**What to work on:**
Within the data below, find the string "like" and return each line where it occurs.

◆ ◆ ◆ ◆

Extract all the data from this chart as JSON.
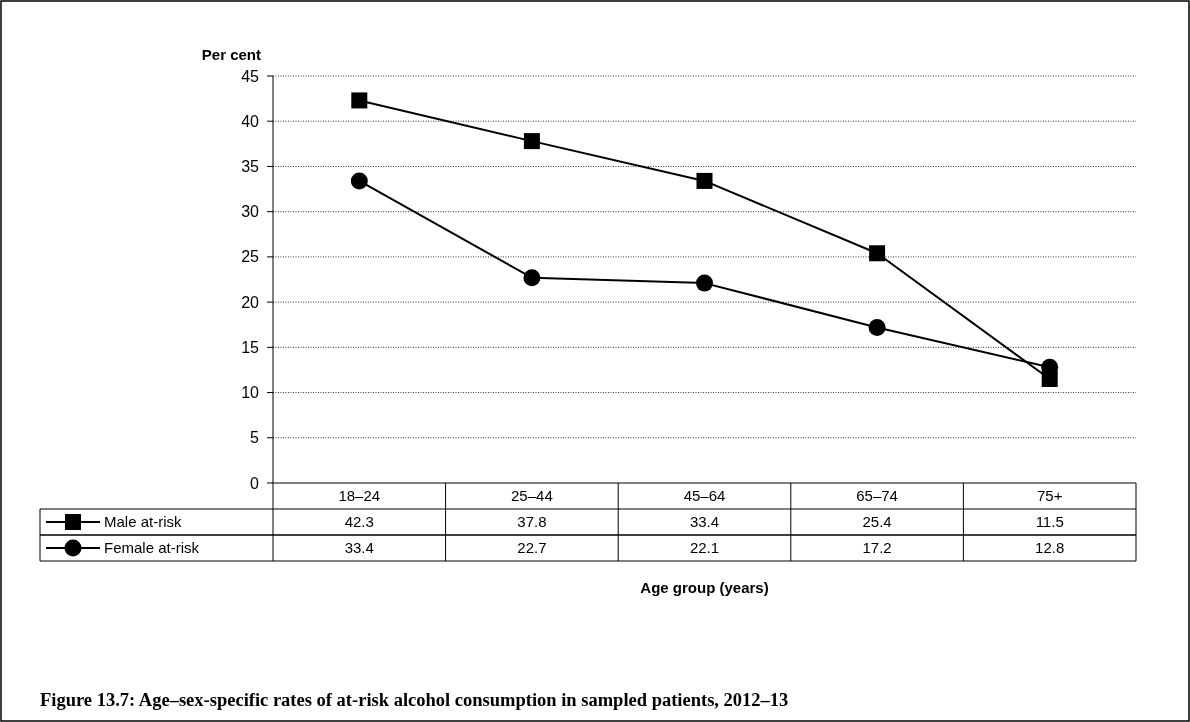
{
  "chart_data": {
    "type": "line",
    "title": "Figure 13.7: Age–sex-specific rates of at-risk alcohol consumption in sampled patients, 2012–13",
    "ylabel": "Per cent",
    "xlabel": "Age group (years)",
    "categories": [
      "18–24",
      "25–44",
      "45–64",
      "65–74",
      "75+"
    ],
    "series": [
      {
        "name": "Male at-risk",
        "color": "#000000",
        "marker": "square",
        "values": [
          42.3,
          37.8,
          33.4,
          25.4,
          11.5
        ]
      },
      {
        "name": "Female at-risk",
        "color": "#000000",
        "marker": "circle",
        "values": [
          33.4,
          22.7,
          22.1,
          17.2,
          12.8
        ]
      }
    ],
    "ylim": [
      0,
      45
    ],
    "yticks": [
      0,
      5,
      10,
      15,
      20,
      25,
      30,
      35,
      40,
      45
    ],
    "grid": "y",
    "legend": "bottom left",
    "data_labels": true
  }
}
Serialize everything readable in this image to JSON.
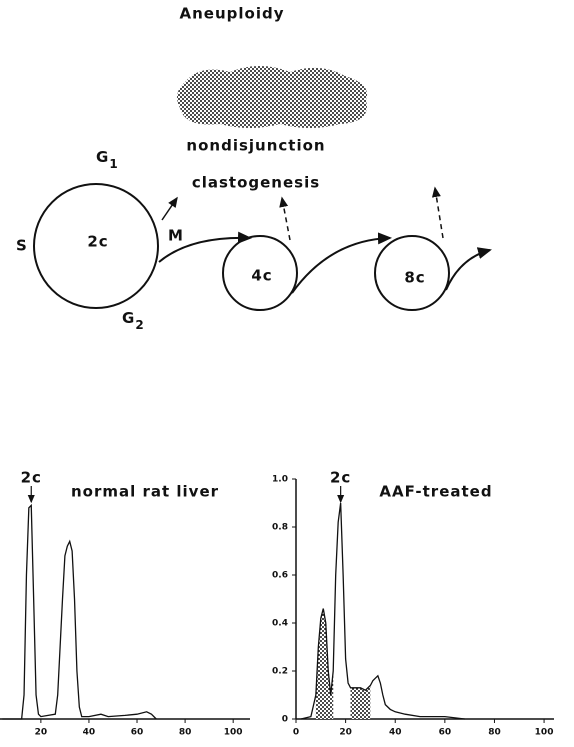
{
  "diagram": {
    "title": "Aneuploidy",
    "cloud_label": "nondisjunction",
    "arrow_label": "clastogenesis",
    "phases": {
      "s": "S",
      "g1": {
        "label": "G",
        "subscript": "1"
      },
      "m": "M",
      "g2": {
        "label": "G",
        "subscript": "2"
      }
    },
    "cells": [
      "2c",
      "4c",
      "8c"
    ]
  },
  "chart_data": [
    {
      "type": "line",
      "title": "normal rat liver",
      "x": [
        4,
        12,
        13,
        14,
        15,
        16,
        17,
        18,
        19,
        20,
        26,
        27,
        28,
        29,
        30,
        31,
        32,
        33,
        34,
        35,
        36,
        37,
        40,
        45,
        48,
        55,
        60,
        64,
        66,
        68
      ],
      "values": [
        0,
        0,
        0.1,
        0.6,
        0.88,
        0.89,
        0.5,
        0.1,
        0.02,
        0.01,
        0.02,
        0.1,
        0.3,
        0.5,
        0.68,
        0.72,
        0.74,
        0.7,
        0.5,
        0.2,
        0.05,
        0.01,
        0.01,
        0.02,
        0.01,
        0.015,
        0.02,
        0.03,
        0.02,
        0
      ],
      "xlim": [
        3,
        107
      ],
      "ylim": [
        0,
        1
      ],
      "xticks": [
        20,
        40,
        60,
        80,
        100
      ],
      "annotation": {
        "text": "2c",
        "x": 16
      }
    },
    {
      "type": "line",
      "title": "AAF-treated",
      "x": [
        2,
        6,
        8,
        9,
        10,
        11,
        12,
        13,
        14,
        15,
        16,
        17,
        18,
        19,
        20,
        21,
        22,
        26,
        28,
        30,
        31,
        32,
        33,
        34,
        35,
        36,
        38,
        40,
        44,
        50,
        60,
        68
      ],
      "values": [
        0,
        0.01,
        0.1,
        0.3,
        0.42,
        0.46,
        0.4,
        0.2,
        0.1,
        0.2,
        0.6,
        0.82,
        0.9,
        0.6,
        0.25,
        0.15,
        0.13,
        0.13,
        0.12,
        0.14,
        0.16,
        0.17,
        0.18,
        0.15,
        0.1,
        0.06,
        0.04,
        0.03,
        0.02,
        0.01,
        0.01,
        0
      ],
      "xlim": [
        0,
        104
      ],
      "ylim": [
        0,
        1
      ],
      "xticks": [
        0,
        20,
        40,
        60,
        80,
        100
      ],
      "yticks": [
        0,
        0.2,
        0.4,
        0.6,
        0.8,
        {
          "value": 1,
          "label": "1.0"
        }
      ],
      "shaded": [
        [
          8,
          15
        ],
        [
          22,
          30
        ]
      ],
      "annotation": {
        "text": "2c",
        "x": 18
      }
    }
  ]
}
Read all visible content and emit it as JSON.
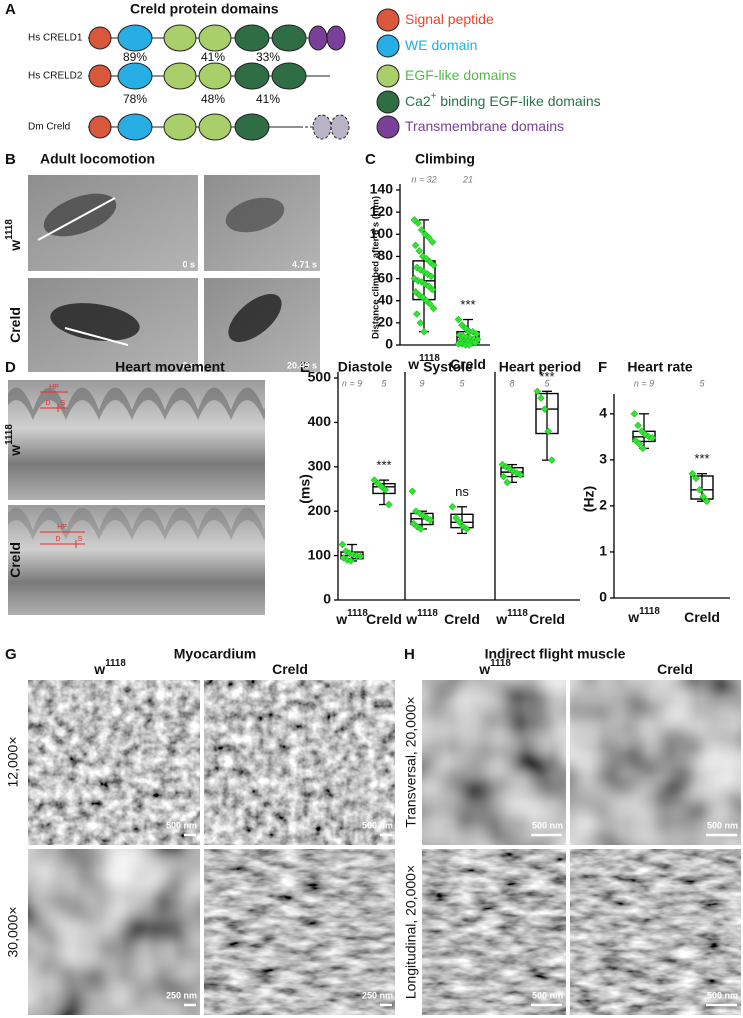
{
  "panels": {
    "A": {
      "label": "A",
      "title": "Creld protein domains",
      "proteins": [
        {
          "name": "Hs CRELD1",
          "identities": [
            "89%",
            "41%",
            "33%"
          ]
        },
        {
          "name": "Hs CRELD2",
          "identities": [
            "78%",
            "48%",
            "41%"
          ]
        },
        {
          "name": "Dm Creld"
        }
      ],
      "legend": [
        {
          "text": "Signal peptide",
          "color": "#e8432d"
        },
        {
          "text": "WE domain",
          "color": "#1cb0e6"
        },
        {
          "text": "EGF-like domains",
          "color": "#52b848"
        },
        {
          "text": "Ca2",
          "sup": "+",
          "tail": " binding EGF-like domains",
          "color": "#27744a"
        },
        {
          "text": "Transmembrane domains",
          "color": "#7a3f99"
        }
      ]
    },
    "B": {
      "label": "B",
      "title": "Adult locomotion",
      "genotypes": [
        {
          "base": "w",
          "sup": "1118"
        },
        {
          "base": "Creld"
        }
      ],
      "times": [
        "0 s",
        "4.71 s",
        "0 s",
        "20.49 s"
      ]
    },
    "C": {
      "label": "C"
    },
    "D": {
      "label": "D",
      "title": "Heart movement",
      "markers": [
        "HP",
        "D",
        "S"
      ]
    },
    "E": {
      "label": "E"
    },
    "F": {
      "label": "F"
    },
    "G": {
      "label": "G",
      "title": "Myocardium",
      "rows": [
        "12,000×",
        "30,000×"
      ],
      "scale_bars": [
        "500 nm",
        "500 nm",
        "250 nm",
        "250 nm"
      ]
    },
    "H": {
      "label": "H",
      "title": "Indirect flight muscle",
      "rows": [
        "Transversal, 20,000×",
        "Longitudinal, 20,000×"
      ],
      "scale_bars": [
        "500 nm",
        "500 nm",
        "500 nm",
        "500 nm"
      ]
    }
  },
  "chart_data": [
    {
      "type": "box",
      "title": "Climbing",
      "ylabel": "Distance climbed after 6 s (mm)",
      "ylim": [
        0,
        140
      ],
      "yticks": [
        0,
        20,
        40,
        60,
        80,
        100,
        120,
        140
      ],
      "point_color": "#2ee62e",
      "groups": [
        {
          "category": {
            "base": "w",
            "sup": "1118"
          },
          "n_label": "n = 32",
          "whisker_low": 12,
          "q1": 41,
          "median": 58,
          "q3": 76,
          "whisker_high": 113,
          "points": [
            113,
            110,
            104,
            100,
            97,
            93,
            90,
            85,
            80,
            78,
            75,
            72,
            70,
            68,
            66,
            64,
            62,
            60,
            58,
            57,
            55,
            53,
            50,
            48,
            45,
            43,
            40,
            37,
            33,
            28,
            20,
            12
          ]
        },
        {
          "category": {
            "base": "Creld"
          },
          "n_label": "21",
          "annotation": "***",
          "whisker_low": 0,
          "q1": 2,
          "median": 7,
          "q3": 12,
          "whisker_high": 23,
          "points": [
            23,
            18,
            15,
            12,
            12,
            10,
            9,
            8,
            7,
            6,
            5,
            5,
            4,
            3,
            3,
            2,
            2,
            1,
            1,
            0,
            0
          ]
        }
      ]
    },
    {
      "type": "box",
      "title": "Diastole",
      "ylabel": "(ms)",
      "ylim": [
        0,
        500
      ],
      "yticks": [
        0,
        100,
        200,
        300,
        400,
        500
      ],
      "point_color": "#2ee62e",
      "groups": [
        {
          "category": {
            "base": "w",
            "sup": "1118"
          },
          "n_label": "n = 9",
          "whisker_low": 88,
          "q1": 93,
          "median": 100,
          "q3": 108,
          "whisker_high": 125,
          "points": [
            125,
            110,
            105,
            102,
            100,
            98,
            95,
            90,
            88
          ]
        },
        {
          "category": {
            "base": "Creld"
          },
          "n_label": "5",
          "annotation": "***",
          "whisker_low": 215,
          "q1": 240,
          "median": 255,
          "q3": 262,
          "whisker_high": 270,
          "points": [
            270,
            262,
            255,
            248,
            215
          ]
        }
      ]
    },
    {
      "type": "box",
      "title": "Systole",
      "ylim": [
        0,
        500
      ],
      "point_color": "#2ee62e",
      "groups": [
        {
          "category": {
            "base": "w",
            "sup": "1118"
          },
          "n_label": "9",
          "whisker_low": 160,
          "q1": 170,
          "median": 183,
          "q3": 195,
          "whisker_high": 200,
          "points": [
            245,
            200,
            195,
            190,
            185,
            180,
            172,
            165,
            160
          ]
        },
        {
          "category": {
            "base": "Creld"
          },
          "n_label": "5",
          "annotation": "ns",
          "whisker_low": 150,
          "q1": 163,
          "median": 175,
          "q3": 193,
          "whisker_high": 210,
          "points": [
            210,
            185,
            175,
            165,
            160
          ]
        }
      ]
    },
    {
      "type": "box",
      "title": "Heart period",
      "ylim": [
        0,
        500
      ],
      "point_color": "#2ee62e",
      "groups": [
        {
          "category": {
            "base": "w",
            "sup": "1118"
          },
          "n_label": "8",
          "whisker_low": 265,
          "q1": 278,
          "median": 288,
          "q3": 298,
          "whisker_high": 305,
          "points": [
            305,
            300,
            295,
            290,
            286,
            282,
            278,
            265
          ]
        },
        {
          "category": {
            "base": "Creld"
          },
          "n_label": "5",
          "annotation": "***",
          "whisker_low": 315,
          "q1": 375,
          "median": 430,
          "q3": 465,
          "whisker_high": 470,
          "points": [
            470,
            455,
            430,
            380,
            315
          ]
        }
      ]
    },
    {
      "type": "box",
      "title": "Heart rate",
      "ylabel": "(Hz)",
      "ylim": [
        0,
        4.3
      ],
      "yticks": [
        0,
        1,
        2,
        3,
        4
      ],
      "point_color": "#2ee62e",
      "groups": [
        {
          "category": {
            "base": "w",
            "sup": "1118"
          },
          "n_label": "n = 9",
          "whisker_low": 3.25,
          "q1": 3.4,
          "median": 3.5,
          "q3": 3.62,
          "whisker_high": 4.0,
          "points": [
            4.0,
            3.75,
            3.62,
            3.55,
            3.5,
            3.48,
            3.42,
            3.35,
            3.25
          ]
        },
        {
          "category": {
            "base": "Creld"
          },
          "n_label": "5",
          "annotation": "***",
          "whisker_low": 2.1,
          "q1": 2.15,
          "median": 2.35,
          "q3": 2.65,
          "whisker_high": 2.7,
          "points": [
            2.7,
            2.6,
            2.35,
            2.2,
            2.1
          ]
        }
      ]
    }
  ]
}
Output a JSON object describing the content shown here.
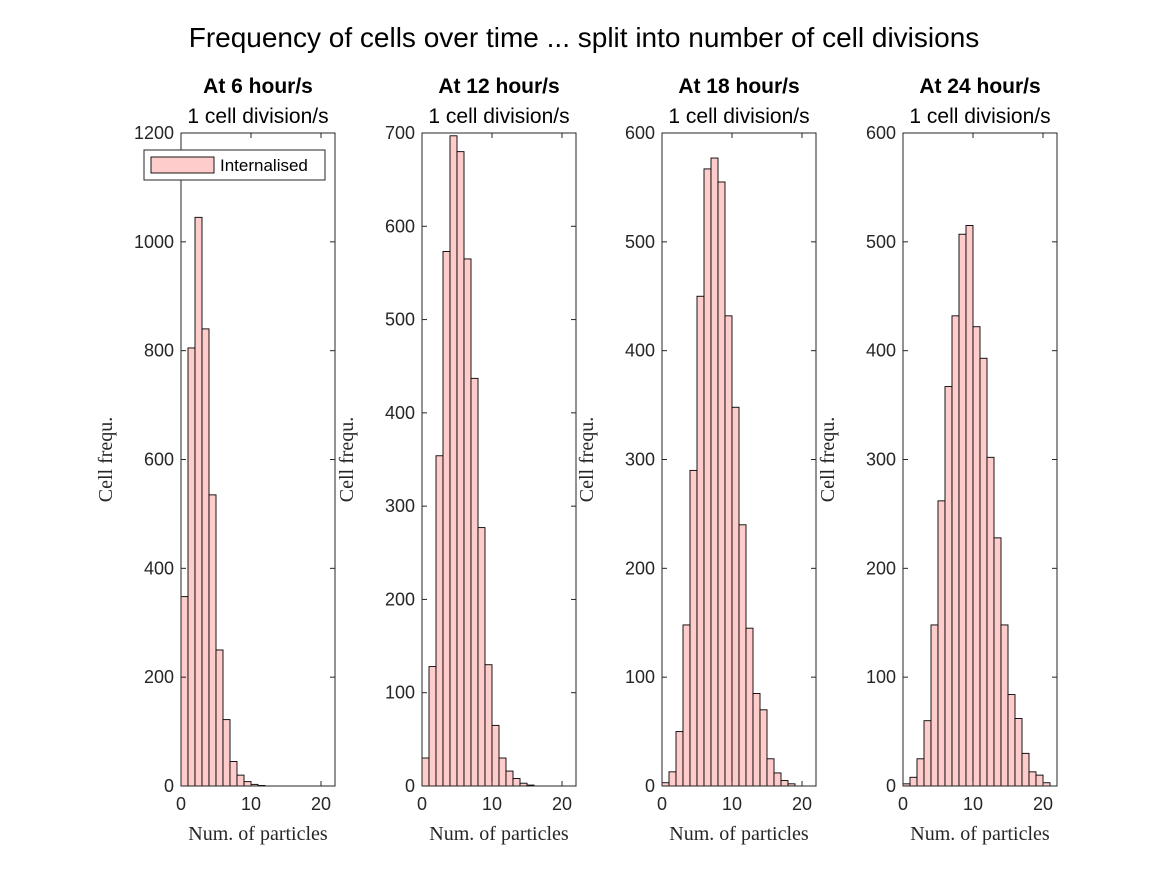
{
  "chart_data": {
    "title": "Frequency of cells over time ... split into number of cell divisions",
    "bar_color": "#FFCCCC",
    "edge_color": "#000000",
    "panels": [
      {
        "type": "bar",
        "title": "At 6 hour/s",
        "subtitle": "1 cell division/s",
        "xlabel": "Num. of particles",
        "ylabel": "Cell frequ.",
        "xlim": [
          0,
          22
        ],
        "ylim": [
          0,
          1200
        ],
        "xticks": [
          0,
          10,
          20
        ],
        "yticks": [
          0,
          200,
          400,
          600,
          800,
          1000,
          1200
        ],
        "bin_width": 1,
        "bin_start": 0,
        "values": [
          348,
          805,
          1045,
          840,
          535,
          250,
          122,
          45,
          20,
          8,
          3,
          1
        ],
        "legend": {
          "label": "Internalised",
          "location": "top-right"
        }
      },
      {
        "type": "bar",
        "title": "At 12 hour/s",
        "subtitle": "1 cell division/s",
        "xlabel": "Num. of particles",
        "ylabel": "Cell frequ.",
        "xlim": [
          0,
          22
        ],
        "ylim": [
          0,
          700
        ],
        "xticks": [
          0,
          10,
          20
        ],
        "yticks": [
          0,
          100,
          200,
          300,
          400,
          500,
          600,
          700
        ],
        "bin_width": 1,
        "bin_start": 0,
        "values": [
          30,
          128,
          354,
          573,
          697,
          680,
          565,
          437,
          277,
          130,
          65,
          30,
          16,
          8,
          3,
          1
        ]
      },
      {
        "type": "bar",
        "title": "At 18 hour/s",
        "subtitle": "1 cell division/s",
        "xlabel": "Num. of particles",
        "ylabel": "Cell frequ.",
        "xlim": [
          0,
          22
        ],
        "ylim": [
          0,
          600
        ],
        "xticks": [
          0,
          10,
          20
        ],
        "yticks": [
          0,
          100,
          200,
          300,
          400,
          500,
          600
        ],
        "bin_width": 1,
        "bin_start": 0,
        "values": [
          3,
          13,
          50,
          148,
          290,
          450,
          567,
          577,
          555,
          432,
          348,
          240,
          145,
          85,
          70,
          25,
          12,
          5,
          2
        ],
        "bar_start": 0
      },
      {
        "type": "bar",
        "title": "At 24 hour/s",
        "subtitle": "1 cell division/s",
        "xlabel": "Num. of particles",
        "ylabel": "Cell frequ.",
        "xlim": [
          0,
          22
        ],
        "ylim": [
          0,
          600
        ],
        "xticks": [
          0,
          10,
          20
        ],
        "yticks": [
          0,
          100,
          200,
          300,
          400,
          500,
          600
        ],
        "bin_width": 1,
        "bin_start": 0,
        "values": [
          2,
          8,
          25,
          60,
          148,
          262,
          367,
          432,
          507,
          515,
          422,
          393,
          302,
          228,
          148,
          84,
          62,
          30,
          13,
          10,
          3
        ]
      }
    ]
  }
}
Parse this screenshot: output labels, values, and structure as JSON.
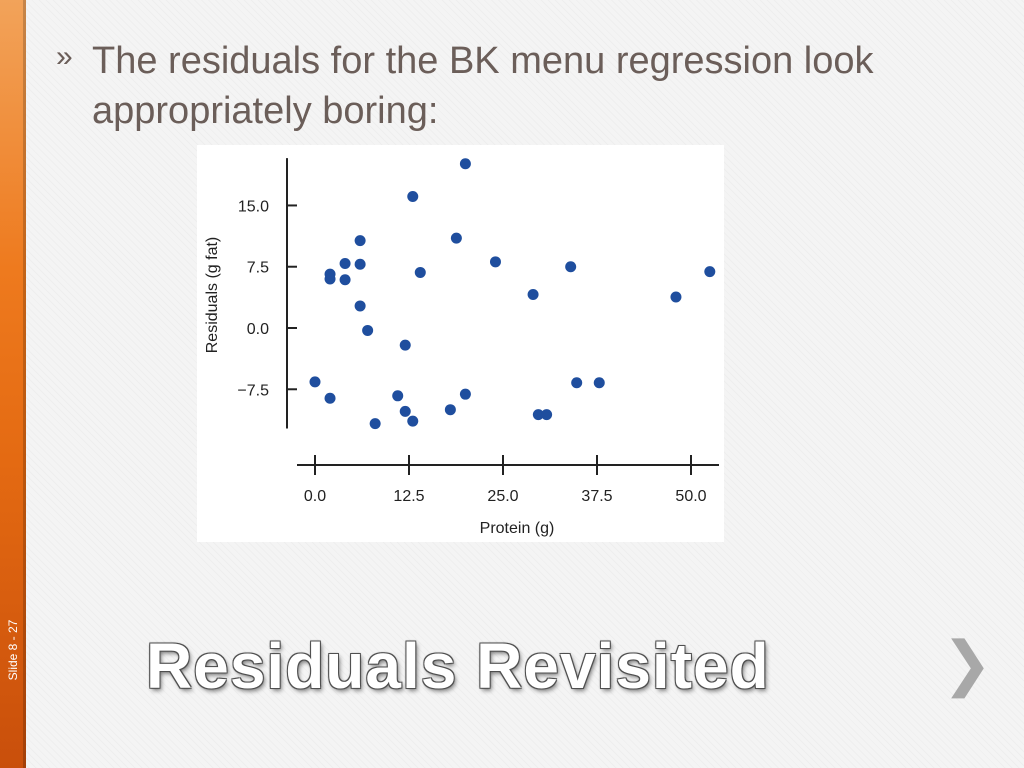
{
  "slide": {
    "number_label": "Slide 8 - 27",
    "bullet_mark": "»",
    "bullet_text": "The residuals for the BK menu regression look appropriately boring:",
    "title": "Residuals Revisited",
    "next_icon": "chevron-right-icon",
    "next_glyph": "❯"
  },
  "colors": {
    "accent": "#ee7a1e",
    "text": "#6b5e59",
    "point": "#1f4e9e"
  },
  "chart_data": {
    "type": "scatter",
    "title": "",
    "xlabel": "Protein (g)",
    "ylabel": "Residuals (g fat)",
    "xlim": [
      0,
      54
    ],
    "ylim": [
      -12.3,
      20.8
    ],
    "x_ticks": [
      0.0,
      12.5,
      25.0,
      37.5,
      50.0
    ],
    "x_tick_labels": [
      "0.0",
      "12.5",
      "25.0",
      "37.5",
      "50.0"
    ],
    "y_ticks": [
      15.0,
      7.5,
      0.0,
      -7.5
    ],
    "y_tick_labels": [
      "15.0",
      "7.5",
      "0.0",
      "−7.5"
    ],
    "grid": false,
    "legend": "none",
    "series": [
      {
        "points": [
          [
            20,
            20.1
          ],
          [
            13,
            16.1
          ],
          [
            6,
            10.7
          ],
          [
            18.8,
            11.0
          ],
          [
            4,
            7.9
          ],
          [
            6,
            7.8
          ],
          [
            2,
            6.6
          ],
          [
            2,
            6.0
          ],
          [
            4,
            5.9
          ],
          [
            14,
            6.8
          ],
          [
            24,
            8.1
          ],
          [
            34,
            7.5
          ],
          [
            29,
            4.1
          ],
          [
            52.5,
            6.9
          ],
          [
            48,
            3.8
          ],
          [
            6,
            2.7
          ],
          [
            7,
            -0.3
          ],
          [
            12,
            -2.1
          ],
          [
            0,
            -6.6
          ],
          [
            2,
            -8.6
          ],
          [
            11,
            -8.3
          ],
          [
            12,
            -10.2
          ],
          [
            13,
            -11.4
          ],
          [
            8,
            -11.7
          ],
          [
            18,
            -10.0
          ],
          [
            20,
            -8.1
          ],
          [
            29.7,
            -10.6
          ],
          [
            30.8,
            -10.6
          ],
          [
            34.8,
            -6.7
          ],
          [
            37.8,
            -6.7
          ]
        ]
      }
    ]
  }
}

◆ ◆ ◆ ◆

**Completed task:**
          "text": "EGF-like domains",
          "tail": " binding EGF-like domains",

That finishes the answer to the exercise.